▶ **WHAT IS BEING ASKED**: Return all lines below containing the word "OpenModelica".

********************

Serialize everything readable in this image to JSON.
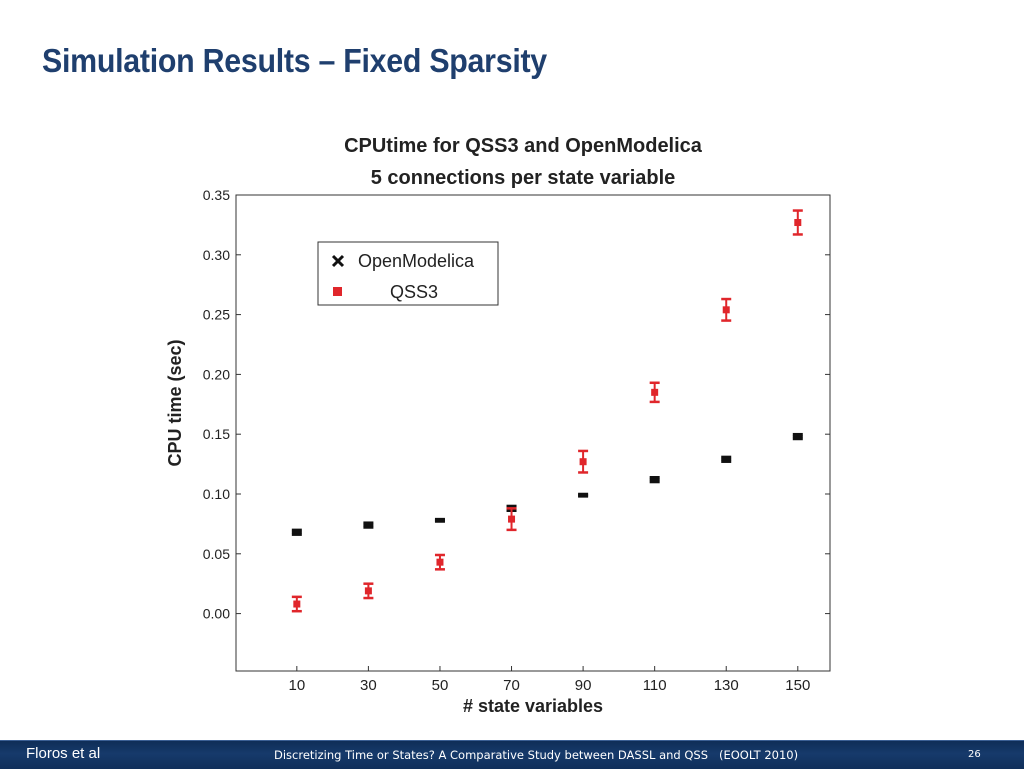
{
  "slide": {
    "title": "Simulation Results – Fixed Sparsity"
  },
  "footer": {
    "author": "Floros et al",
    "citation": "Discretizing Time or States? A Comparative Study between DASSL and QSS   (EOOLT 2010)",
    "page_number": "26"
  },
  "chart_data": {
    "type": "scatter",
    "title_line1": "CPUtime for QSS3 and OpenModelica",
    "title_line2": "5 connections per state variable",
    "xlabel": "# state variables",
    "ylabel": "CPU time (sec)",
    "x_ticks": [
      10,
      30,
      50,
      70,
      90,
      110,
      130,
      150
    ],
    "y_ticks": [
      "0.00",
      "0.05",
      "0.10",
      "0.15",
      "0.20",
      "0.25",
      "0.30",
      "0.35"
    ],
    "xlim": [
      -7,
      159
    ],
    "ylim": [
      -0.048,
      0.35
    ],
    "grid": false,
    "legend_position": "top-left",
    "series": [
      {
        "name": "OpenModelica",
        "marker": "x",
        "color": "#111111",
        "x": [
          10,
          30,
          50,
          70,
          90,
          110,
          130,
          150
        ],
        "y": [
          0.068,
          0.074,
          0.078,
          0.088,
          0.099,
          0.112,
          0.129,
          0.148
        ],
        "err": [
          0.002,
          0.002,
          0.001,
          0.002,
          0.001,
          0.002,
          0.002,
          0.002
        ]
      },
      {
        "name": "QSS3",
        "marker": "square",
        "color": "#e0262b",
        "x": [
          10,
          30,
          50,
          70,
          90,
          110,
          130,
          150
        ],
        "y": [
          0.008,
          0.019,
          0.043,
          0.079,
          0.127,
          0.185,
          0.254,
          0.327
        ],
        "err": [
          0.006,
          0.006,
          0.006,
          0.009,
          0.009,
          0.008,
          0.009,
          0.01
        ]
      }
    ]
  }
}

********************

▶ **COMPLETED TASK**:
    "title_line1": "CPUtime for QSS3 and OpenModelica",
        "name": "OpenModelica",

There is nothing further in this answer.